SHORT PROBLEM :: Each line that follows should be printed again exactly as it stands.

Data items
-- start --

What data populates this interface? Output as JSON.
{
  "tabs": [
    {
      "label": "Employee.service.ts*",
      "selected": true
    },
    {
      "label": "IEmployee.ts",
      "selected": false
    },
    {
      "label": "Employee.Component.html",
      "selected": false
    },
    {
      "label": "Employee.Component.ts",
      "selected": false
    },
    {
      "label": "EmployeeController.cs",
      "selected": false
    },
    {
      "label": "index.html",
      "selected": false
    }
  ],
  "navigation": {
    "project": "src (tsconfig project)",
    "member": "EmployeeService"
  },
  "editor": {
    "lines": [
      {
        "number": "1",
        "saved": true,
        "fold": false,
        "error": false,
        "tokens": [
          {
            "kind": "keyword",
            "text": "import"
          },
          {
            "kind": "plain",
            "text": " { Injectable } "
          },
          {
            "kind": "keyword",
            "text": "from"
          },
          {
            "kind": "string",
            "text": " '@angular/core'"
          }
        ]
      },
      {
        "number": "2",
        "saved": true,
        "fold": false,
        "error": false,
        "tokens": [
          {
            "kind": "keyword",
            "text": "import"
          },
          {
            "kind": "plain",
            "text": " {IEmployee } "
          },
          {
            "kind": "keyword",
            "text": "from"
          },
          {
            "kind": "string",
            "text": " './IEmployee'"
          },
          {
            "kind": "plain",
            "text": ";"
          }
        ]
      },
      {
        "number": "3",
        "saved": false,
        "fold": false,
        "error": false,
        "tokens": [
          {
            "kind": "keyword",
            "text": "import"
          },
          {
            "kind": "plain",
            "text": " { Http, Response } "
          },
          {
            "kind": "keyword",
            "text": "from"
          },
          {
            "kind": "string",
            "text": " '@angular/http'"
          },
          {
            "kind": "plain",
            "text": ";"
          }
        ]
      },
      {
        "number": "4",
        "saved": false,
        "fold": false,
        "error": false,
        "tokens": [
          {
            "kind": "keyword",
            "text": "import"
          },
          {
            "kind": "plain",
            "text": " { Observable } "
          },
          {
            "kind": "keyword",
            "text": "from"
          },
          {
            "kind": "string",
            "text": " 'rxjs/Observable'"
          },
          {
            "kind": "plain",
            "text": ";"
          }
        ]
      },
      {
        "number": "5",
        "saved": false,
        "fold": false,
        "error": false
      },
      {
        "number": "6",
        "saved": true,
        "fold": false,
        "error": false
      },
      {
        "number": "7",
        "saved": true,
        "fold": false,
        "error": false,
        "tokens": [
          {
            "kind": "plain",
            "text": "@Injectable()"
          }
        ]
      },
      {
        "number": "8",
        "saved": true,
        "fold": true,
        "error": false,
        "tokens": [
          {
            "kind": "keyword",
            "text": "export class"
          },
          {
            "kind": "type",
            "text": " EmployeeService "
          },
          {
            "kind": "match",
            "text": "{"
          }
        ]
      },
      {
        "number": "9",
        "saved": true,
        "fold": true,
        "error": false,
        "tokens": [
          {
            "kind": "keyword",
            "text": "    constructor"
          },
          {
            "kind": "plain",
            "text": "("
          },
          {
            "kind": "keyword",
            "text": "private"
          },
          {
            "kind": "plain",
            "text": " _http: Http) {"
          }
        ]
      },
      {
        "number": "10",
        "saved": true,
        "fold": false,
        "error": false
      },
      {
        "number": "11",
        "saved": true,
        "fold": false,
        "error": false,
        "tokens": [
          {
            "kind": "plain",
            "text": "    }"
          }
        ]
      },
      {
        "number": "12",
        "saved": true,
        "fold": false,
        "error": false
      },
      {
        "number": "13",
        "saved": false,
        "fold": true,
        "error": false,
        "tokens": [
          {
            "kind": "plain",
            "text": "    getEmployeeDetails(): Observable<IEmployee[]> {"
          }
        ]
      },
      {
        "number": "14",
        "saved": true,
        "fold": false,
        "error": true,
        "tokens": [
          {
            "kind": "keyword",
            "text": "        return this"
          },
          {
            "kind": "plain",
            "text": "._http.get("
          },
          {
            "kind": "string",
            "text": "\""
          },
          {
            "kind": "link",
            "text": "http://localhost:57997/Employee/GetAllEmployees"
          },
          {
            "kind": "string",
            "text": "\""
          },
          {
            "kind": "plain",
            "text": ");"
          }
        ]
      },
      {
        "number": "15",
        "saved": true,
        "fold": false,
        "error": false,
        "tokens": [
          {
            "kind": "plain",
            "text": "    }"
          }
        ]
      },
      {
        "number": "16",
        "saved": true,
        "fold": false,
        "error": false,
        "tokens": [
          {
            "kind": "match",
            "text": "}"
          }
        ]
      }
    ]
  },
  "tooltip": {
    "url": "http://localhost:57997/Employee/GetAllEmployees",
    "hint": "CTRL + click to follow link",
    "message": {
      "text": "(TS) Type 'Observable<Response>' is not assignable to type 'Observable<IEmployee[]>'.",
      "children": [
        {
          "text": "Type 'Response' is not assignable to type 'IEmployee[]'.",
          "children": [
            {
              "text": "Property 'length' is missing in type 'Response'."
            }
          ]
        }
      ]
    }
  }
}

-- end --

OUTPUT BELOW ::
What data populates this interface? Output as JSON.
{
  "tabs": [
    {
      "label": "Employee.service.ts*",
      "selected": true
    },
    {
      "label": "IEmployee.ts",
      "selected": false
    },
    {
      "label": "Employee.Component.html",
      "selected": false
    },
    {
      "label": "Employee.Component.ts",
      "selected": false
    },
    {
      "label": "EmployeeController.cs",
      "selected": false
    },
    {
      "label": "index.html",
      "selected": false
    }
  ],
  "navigation": {
    "project": "src (tsconfig project)",
    "member": "EmployeeService"
  },
  "editor": {
    "lines": [
      {
        "number": "1",
        "saved": true,
        "fold": false,
        "error": false,
        "tokens": [
          {
            "kind": "keyword",
            "text": "import"
          },
          {
            "kind": "plain",
            "text": " { Injectable } "
          },
          {
            "kind": "keyword",
            "text": "from"
          },
          {
            "kind": "string",
            "text": " '@angular/core'"
          }
        ]
      },
      {
        "number": "2",
        "saved": true,
        "fold": false,
        "error": false,
        "tokens": [
          {
            "kind": "keyword",
            "text": "import"
          },
          {
            "kind": "plain",
            "text": " {IEmployee } "
          },
          {
            "kind": "keyword",
            "text": "from"
          },
          {
            "kind": "string",
            "text": " './IEmployee'"
          },
          {
            "kind": "plain",
            "text": ";"
          }
        ]
      },
      {
        "number": "3",
        "saved": false,
        "fold": false,
        "error": false,
        "tokens": [
          {
            "kind": "keyword",
            "text": "import"
          },
          {
            "kind": "plain",
            "text": " { Http, Response } "
          },
          {
            "kind": "keyword",
            "text": "from"
          },
          {
            "kind": "string",
            "text": " '@angular/http'"
          },
          {
            "kind": "plain",
            "text": ";"
          }
        ]
      },
      {
        "number": "4",
        "saved": false,
        "fold": false,
        "error": false,
        "tokens": [
          {
            "kind": "keyword",
            "text": "import"
          },
          {
            "kind": "plain",
            "text": " { Observable } "
          },
          {
            "kind": "keyword",
            "text": "from"
          },
          {
            "kind": "string",
            "text": " 'rxjs/Observable'"
          },
          {
            "kind": "plain",
            "text": ";"
          }
        ]
      },
      {
        "number": "5",
        "saved": false,
        "fold": false,
        "error": false
      },
      {
        "number": "6",
        "saved": true,
        "fold": false,
        "error": false
      },
      {
        "number": "7",
        "saved": true,
        "fold": false,
        "error": false,
        "tokens": [
          {
            "kind": "plain",
            "text": "@Injectable()"
          }
        ]
      },
      {
        "number": "8",
        "saved": true,
        "fold": true,
        "error": false,
        "tokens": [
          {
            "kind": "keyword",
            "text": "export class"
          },
          {
            "kind": "type",
            "text": " EmployeeService "
          },
          {
            "kind": "match",
            "text": "{"
          }
        ]
      },
      {
        "number": "9",
        "saved": true,
        "fold": true,
        "error": false,
        "tokens": [
          {
            "kind": "keyword",
            "text": "    constructor"
          },
          {
            "kind": "plain",
            "text": "("
          },
          {
            "kind": "keyword",
            "text": "private"
          },
          {
            "kind": "plain",
            "text": " _http: Http) {"
          }
        ]
      },
      {
        "number": "10",
        "saved": true,
        "fold": false,
        "error": false
      },
      {
        "number": "11",
        "saved": true,
        "fold": false,
        "error": false,
        "tokens": [
          {
            "kind": "plain",
            "text": "    }"
          }
        ]
      },
      {
        "number": "12",
        "saved": true,
        "fold": false,
        "error": false
      },
      {
        "number": "13",
        "saved": false,
        "fold": true,
        "error": false,
        "tokens": [
          {
            "kind": "plain",
            "text": "    getEmployeeDetails(): Observable<IEmployee[]> {"
          }
        ]
      },
      {
        "number": "14",
        "saved": true,
        "fold": false,
        "error": true,
        "tokens": [
          {
            "kind": "keyword",
            "text": "        return this"
          },
          {
            "kind": "plain",
            "text": "._http.get("
          },
          {
            "kind": "string",
            "text": "\""
          },
          {
            "kind": "link",
            "text": "http://localhost:57997/Employee/GetAllEmployees"
          },
          {
            "kind": "string",
            "text": "\""
          },
          {
            "kind": "plain",
            "text": ");"
          }
        ]
      },
      {
        "number": "15",
        "saved": true,
        "fold": false,
        "error": false,
        "tokens": [
          {
            "kind": "plain",
            "text": "    }"
          }
        ]
      },
      {
        "number": "16",
        "saved": true,
        "fold": false,
        "error": false,
        "tokens": [
          {
            "kind": "match",
            "text": "}"
          }
        ]
      }
    ]
  },
  "tooltip": {
    "url": "http://localhost:57997/Employee/GetAllEmployees",
    "hint": "CTRL + click to follow link",
    "message": {
      "text": "(TS) Type 'Observable<Response>' is not assignable to type 'Observable<IEmployee[]>'.",
      "children": [
        {
          "text": "Type 'Response' is not assignable to type 'IEmployee[]'.",
          "children": [
            {
              "text": "Property 'length' is missing in type 'Response'."
            }
          ]
        }
      ]
    }
  }
}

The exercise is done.